[Collected data entries]

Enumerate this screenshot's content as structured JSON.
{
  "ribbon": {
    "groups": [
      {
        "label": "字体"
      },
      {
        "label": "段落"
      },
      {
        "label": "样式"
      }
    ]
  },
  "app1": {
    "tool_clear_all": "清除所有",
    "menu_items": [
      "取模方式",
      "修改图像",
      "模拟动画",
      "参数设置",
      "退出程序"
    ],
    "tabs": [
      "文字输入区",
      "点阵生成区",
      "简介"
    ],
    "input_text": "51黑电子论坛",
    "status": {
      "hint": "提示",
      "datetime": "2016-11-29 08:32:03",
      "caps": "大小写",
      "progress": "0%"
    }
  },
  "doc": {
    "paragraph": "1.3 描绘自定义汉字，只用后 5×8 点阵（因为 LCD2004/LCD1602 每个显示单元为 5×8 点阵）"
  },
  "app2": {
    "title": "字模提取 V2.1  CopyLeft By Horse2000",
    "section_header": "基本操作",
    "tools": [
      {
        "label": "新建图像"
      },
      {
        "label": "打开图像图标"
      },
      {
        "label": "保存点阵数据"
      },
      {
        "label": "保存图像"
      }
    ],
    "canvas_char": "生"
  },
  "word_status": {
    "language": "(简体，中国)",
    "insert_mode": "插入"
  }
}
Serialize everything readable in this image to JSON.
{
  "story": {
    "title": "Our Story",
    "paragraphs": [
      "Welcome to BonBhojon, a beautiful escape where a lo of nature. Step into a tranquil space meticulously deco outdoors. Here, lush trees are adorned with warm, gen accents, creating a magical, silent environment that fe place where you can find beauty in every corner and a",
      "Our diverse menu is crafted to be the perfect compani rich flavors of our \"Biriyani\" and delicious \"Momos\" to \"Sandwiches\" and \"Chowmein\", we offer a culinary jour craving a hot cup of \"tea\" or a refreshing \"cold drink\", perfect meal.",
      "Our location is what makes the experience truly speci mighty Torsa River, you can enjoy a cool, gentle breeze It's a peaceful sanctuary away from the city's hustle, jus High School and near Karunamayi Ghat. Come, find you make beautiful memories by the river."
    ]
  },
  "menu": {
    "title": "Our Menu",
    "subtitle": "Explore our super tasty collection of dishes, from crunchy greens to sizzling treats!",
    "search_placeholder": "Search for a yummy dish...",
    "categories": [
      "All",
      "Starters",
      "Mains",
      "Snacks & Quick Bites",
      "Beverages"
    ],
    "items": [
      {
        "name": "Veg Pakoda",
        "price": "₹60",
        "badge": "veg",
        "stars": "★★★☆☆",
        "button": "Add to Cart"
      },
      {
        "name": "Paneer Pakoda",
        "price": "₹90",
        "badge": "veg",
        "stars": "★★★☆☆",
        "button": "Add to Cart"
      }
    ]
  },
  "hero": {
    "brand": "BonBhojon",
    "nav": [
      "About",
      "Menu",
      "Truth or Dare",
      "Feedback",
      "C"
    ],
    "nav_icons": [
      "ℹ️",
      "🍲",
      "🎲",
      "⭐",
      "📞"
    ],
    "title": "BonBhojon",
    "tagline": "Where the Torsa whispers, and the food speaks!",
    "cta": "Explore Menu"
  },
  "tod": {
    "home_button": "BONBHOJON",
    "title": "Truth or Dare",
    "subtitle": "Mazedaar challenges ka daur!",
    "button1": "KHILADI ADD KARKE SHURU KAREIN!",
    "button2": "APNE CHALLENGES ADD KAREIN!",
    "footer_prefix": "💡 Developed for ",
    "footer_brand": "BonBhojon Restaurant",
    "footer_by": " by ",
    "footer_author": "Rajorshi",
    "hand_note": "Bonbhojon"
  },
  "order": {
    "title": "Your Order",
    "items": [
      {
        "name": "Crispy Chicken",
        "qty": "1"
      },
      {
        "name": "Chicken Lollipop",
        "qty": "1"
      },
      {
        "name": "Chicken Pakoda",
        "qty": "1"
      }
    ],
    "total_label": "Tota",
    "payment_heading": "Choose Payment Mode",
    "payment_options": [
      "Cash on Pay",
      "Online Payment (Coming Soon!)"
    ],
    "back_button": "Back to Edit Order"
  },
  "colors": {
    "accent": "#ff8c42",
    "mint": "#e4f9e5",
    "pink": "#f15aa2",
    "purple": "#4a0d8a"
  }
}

◆ **Problem statement**:
Emit the records above again, exactly, with no line skipped.

◆ **Response to this exercise**:
Enumerate this screenshot's content as structured JSON.
{
  "ribbon": {
    "groups": [
      {
        "label": "字体"
      },
      {
        "label": "段落"
      },
      {
        "label": "样式"
      }
    ]
  },
  "app1": {
    "tool_clear_all": "清除所有",
    "menu_items": [
      "取模方式",
      "修改图像",
      "模拟动画",
      "参数设置",
      "退出程序"
    ],
    "tabs": [
      "文字输入区",
      "点阵生成区",
      "简介"
    ],
    "input_text": "51黑电子论坛",
    "status": {
      "hint": "提示",
      "datetime": "2016-11-29 08:32:03",
      "caps": "大小写",
      "progress": "0%"
    }
  },
  "doc": {
    "paragraph": "1.3 描绘自定义汉字，只用后 5×8 点阵（因为 LCD2004/LCD1602 每个显示单元为 5×8 点阵）"
  },
  "app2": {
    "title": "字模提取 V2.1  CopyLeft By Horse2000",
    "section_header": "基本操作",
    "tools": [
      {
        "label": "新建图像"
      },
      {
        "label": "打开图像图标"
      },
      {
        "label": "保存点阵数据"
      },
      {
        "label": "保存图像"
      }
    ],
    "canvas_char": "生"
  },
  "word_status": {
    "language": "(简体，中国)",
    "insert_mode": "插入"
  }
}
Serialize everything readable in this image to JSON.
{
  "story": {
    "title": "Our Story",
    "paragraphs": [
      "Welcome to BonBhojon, a beautiful escape where a lo of nature. Step into a tranquil space meticulously deco outdoors. Here, lush trees are adorned with warm, gen accents, creating a magical, silent environment that fe place where you can find beauty in every corner and a",
      "Our diverse menu is crafted to be the perfect compani rich flavors of our \"Biriyani\" and delicious \"Momos\" to \"Sandwiches\" and \"Chowmein\", we offer a culinary jour craving a hot cup of \"tea\" or a refreshing \"cold drink\", perfect meal.",
      "Our location is what makes the experience truly speci mighty Torsa River, you can enjoy a cool, gentle breeze It's a peaceful sanctuary away from the city's hustle, jus High School and near Karunamayi Ghat. Come, find you make beautiful memories by the river."
    ]
  },
  "menu": {
    "title": "Our Menu",
    "subtitle": "Explore our super tasty collection of dishes, from crunchy greens to sizzling treats!",
    "search_placeholder": "Search for a yummy dish...",
    "categories": [
      "All",
      "Starters",
      "Mains",
      "Snacks & Quick Bites",
      "Beverages"
    ],
    "items": [
      {
        "name": "Veg Pakoda",
        "price": "₹60",
        "badge": "veg",
        "stars": "★★★☆☆",
        "button": "Add to Cart"
      },
      {
        "name": "Paneer Pakoda",
        "price": "₹90",
        "badge": "veg",
        "stars": "★★★☆☆",
        "button": "Add to Cart"
      }
    ]
  },
  "hero": {
    "brand": "BonBhojon",
    "nav": [
      "About",
      "Menu",
      "Truth or Dare",
      "Feedback",
      "C"
    ],
    "nav_icons": [
      "ℹ️",
      "🍲",
      "🎲",
      "⭐",
      "📞"
    ],
    "title": "BonBhojon",
    "tagline": "Where the Torsa whispers, and the food speaks!",
    "cta": "Explore Menu"
  },
  "tod": {
    "home_button": "BONBHOJON",
    "title": "Truth or Dare",
    "subtitle": "Mazedaar challenges ka daur!",
    "button1": "KHILADI ADD KARKE SHURU KAREIN!",
    "button2": "APNE CHALLENGES ADD KAREIN!",
    "footer_prefix": "💡 Developed for ",
    "footer_brand": "BonBhojon Restaurant",
    "footer_by": " by ",
    "footer_author": "Rajorshi",
    "hand_note": "Bonbhojon"
  },
  "order": {
    "title": "Your Order",
    "items": [
      {
        "name": "Crispy Chicken",
        "qty": "1"
      },
      {
        "name": "Chicken Lollipop",
        "qty": "1"
      },
      {
        "name": "Chicken Pakoda",
        "qty": "1"
      }
    ],
    "total_label": "Tota",
    "payment_heading": "Choose Payment Mode",
    "payment_options": [
      "Cash on Pay",
      "Online Payment (Coming Soon!)"
    ],
    "back_button": "Back to Edit Order"
  },
  "colors": {
    "accent": "#ff8c42",
    "mint": "#e4f9e5",
    "pink": "#f15aa2",
    "purple": "#4a0d8a"
  }
}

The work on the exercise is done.